#### Provided data:
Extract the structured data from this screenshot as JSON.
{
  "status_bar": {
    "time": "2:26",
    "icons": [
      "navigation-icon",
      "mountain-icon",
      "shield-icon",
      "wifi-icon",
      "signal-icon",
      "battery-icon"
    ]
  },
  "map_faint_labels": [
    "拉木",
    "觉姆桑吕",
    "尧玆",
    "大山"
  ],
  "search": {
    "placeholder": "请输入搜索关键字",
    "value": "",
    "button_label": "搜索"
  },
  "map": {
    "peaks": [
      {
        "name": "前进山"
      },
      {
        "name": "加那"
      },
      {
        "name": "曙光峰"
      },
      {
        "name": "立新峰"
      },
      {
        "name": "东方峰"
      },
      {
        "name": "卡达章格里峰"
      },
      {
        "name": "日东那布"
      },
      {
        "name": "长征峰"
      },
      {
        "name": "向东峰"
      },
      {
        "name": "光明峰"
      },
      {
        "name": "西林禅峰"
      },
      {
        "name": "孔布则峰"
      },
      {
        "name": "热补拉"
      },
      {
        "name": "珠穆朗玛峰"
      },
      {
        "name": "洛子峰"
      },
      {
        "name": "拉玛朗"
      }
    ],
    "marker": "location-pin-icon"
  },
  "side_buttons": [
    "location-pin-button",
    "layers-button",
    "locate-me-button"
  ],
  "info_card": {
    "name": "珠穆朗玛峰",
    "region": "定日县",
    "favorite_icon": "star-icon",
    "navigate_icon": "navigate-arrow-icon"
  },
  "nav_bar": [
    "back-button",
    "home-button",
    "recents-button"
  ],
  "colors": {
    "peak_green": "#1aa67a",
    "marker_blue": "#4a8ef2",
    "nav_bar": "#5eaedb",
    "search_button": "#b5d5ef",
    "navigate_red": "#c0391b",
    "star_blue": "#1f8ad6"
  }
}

#### Prompt:
Each record should come back exactly as written.

#### Completed task:
Extract the structured data from this screenshot as JSON.
{
  "status_bar": {
    "time": "2:26",
    "icons": [
      "navigation-icon",
      "mountain-icon",
      "shield-icon",
      "wifi-icon",
      "signal-icon",
      "battery-icon"
    ]
  },
  "map_faint_labels": [
    "拉木",
    "觉姆桑吕",
    "尧玆",
    "大山"
  ],
  "search": {
    "placeholder": "请输入搜索关键字",
    "value": "",
    "button_label": "搜索"
  },
  "map": {
    "peaks": [
      {
        "name": "前进山"
      },
      {
        "name": "加那"
      },
      {
        "name": "曙光峰"
      },
      {
        "name": "立新峰"
      },
      {
        "name": "东方峰"
      },
      {
        "name": "卡达章格里峰"
      },
      {
        "name": "日东那布"
      },
      {
        "name": "长征峰"
      },
      {
        "name": "向东峰"
      },
      {
        "name": "光明峰"
      },
      {
        "name": "西林禅峰"
      },
      {
        "name": "孔布则峰"
      },
      {
        "name": "热补拉"
      },
      {
        "name": "珠穆朗玛峰"
      },
      {
        "name": "洛子峰"
      },
      {
        "name": "拉玛朗"
      }
    ],
    "marker": "location-pin-icon"
  },
  "side_buttons": [
    "location-pin-button",
    "layers-button",
    "locate-me-button"
  ],
  "info_card": {
    "name": "珠穆朗玛峰",
    "region": "定日县",
    "favorite_icon": "star-icon",
    "navigate_icon": "navigate-arrow-icon"
  },
  "nav_bar": [
    "back-button",
    "home-button",
    "recents-button"
  ],
  "colors": {
    "peak_green": "#1aa67a",
    "marker_blue": "#4a8ef2",
    "nav_bar": "#5eaedb",
    "search_button": "#b5d5ef",
    "navigate_red": "#c0391b",
    "star_blue": "#1f8ad6"
  }
}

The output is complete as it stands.